▶ **PROBLEM DESCRIPTION**
In the listing below, change every "diagram-container" to "diagram-root" and leave all other lines and characters unchanged.

▶ **EXCERPTED DATA**

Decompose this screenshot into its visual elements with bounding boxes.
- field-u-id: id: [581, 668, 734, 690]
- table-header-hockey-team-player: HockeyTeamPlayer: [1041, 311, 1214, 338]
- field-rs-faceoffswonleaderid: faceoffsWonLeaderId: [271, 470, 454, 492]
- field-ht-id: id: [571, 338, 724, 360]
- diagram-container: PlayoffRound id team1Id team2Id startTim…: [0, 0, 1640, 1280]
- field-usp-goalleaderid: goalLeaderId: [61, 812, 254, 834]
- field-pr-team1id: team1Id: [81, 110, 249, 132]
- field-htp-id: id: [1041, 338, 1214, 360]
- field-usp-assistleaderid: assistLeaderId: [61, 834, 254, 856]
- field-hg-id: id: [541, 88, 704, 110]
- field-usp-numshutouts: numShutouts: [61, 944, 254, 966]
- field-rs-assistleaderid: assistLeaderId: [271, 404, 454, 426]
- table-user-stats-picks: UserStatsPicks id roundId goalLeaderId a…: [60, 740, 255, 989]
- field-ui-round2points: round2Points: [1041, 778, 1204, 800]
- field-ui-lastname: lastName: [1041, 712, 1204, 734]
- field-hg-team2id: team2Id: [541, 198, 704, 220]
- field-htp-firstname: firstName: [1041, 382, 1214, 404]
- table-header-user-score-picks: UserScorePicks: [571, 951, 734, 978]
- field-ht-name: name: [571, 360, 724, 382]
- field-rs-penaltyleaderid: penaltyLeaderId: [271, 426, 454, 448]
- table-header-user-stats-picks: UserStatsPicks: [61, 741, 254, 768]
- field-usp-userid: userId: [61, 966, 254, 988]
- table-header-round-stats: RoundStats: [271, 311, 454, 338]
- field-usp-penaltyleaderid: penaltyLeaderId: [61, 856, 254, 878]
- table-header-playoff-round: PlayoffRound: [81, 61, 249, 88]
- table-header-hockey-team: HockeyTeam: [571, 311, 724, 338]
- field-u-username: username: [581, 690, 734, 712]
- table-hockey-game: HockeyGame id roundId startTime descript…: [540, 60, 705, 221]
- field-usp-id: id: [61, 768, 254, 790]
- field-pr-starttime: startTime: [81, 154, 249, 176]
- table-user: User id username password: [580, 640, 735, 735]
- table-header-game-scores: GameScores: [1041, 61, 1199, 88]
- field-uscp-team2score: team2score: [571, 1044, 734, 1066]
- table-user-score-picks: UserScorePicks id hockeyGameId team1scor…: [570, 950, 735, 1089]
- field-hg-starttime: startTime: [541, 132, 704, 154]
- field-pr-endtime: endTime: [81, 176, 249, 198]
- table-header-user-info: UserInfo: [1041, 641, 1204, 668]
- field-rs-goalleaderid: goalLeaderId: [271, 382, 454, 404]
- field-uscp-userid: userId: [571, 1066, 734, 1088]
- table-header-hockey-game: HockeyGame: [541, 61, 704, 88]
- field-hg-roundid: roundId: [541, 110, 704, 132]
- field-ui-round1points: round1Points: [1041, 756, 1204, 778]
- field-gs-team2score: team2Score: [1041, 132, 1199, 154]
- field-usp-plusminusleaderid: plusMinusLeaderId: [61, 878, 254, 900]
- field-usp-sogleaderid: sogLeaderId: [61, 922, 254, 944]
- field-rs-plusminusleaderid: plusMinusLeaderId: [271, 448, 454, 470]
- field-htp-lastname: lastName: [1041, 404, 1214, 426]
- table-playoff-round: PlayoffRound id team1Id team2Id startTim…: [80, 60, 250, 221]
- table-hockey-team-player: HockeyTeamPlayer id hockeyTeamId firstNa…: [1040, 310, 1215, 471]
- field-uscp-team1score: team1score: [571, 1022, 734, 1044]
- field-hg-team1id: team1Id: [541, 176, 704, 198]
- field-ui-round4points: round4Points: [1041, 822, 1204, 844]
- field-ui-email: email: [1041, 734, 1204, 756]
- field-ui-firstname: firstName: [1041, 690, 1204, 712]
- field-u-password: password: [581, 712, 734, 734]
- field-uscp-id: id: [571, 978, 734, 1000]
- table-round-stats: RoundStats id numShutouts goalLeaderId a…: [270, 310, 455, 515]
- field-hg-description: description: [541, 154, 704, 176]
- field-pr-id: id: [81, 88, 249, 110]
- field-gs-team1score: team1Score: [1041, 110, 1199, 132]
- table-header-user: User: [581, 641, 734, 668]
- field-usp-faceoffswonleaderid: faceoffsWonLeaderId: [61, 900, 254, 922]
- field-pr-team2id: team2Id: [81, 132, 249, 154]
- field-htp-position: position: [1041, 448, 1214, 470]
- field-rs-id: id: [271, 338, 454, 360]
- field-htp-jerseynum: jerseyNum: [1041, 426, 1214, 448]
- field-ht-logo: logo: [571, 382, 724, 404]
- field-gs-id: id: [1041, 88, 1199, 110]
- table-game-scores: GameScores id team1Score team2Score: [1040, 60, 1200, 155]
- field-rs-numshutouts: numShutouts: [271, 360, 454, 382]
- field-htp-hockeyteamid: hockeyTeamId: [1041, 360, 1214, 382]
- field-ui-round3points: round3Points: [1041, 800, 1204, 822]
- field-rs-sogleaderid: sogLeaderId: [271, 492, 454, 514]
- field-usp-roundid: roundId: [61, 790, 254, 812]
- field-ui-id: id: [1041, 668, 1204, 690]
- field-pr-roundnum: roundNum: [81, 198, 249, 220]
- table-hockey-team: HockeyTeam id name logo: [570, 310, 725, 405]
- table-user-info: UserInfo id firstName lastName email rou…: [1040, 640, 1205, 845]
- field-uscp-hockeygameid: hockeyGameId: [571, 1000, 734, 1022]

▶ **SOLUTION**
Decompose this screenshot into its visual elements with bounding boxes.
- field-u-id: id: [581, 668, 734, 690]
- table-header-hockey-team-player: HockeyTeamPlayer: [1041, 311, 1214, 338]
- field-rs-faceoffswonleaderid: faceoffsWonLeaderId: [271, 470, 454, 492]
- field-ht-id: id: [571, 338, 724, 360]
- diagram-root: PlayoffRound id team1Id team2Id startTim…: [0, 0, 1640, 1280]
- field-usp-goalleaderid: goalLeaderId: [61, 812, 254, 834]
- field-pr-team1id: team1Id: [81, 110, 249, 132]
- field-htp-id: id: [1041, 338, 1214, 360]
- field-usp-assistleaderid: assistLeaderId: [61, 834, 254, 856]
- field-hg-id: id: [541, 88, 704, 110]
- field-usp-numshutouts: numShutouts: [61, 944, 254, 966]
- field-rs-assistleaderid: assistLeaderId: [271, 404, 454, 426]
- table-user-stats-picks: UserStatsPicks id roundId goalLeaderId a…: [60, 740, 255, 989]
- field-ui-round2points: round2Points: [1041, 778, 1204, 800]
- field-ui-lastname: lastName: [1041, 712, 1204, 734]
- field-hg-team2id: team2Id: [541, 198, 704, 220]
- field-htp-firstname: firstName: [1041, 382, 1214, 404]
- table-header-user-score-picks: UserScorePicks: [571, 951, 734, 978]
- field-ht-name: name: [571, 360, 724, 382]
- field-rs-penaltyleaderid: penaltyLeaderId: [271, 426, 454, 448]
- table-header-user-stats-picks: UserStatsPicks: [61, 741, 254, 768]
- field-usp-userid: userId: [61, 966, 254, 988]
- table-header-round-stats: RoundStats: [271, 311, 454, 338]
- field-usp-penaltyleaderid: penaltyLeaderId: [61, 856, 254, 878]
- table-header-playoff-round: PlayoffRound: [81, 61, 249, 88]
- table-header-hockey-team: HockeyTeam: [571, 311, 724, 338]
- field-u-username: username: [581, 690, 734, 712]
- table-hockey-game: HockeyGame id roundId startTime descript…: [540, 60, 705, 221]
- field-usp-id: id: [61, 768, 254, 790]
- field-pr-starttime: startTime: [81, 154, 249, 176]
- table-user: User id username password: [580, 640, 735, 735]
- table-header-game-scores: GameScores: [1041, 61, 1199, 88]
- field-uscp-team2score: team2score: [571, 1044, 734, 1066]
- table-user-score-picks: UserScorePicks id hockeyGameId team1scor…: [570, 950, 735, 1089]
- field-hg-starttime: startTime: [541, 132, 704, 154]
- field-pr-endtime: endTime: [81, 176, 249, 198]
- table-header-user-info: UserInfo: [1041, 641, 1204, 668]
- field-rs-goalleaderid: goalLeaderId: [271, 382, 454, 404]
- field-uscp-userid: userId: [571, 1066, 734, 1088]
- table-header-hockey-game: HockeyGame: [541, 61, 704, 88]
- field-hg-roundid: roundId: [541, 110, 704, 132]
- field-ui-round1points: round1Points: [1041, 756, 1204, 778]
- field-gs-team2score: team2Score: [1041, 132, 1199, 154]
- field-usp-plusminusleaderid: plusMinusLeaderId: [61, 878, 254, 900]
- field-usp-sogleaderid: sogLeaderId: [61, 922, 254, 944]
- field-rs-plusminusleaderid: plusMinusLeaderId: [271, 448, 454, 470]
- field-htp-lastname: lastName: [1041, 404, 1214, 426]
- table-playoff-round: PlayoffRound id team1Id team2Id startTim…: [80, 60, 250, 221]
- table-hockey-team-player: HockeyTeamPlayer id hockeyTeamId firstNa…: [1040, 310, 1215, 471]
- field-uscp-team1score: team1score: [571, 1022, 734, 1044]
- field-hg-team1id: team1Id: [541, 176, 704, 198]
- field-ui-round4points: round4Points: [1041, 822, 1204, 844]
- field-ui-email: email: [1041, 734, 1204, 756]
- field-ui-firstname: firstName: [1041, 690, 1204, 712]
- field-u-password: password: [581, 712, 734, 734]
- field-uscp-id: id: [571, 978, 734, 1000]
- table-round-stats: RoundStats id numShutouts goalLeaderId a…: [270, 310, 455, 515]
- field-hg-description: description: [541, 154, 704, 176]
- field-pr-id: id: [81, 88, 249, 110]
- field-gs-team1score: team1Score: [1041, 110, 1199, 132]
- table-header-user: User: [581, 641, 734, 668]
- field-usp-faceoffswonleaderid: faceoffsWonLeaderId: [61, 900, 254, 922]
- field-pr-team2id: team2Id: [81, 132, 249, 154]
- field-htp-position: position: [1041, 448, 1214, 470]
- field-rs-id: id: [271, 338, 454, 360]
- field-htp-jerseynum: jerseyNum: [1041, 426, 1214, 448]
- field-ht-logo: logo: [571, 382, 724, 404]
- field-gs-id: id: [1041, 88, 1199, 110]
- table-game-scores: GameScores id team1Score team2Score: [1040, 60, 1200, 155]
- field-rs-numshutouts: numShutouts: [271, 360, 454, 382]
- field-htp-hockeyteamid: hockeyTeamId: [1041, 360, 1214, 382]
- field-ui-round3points: round3Points: [1041, 800, 1204, 822]
- field-rs-sogleaderid: sogLeaderId: [271, 492, 454, 514]
- field-usp-roundid: roundId: [61, 790, 254, 812]
- field-ui-id: id: [1041, 668, 1204, 690]
- field-pr-roundnum: roundNum: [81, 198, 249, 220]
- table-hockey-team: HockeyTeam id name logo: [570, 310, 725, 405]
- table-user-info: UserInfo id firstName lastName email rou…: [1040, 640, 1205, 845]
- field-uscp-hockeygameid: hockeyGameId: [571, 1000, 734, 1022]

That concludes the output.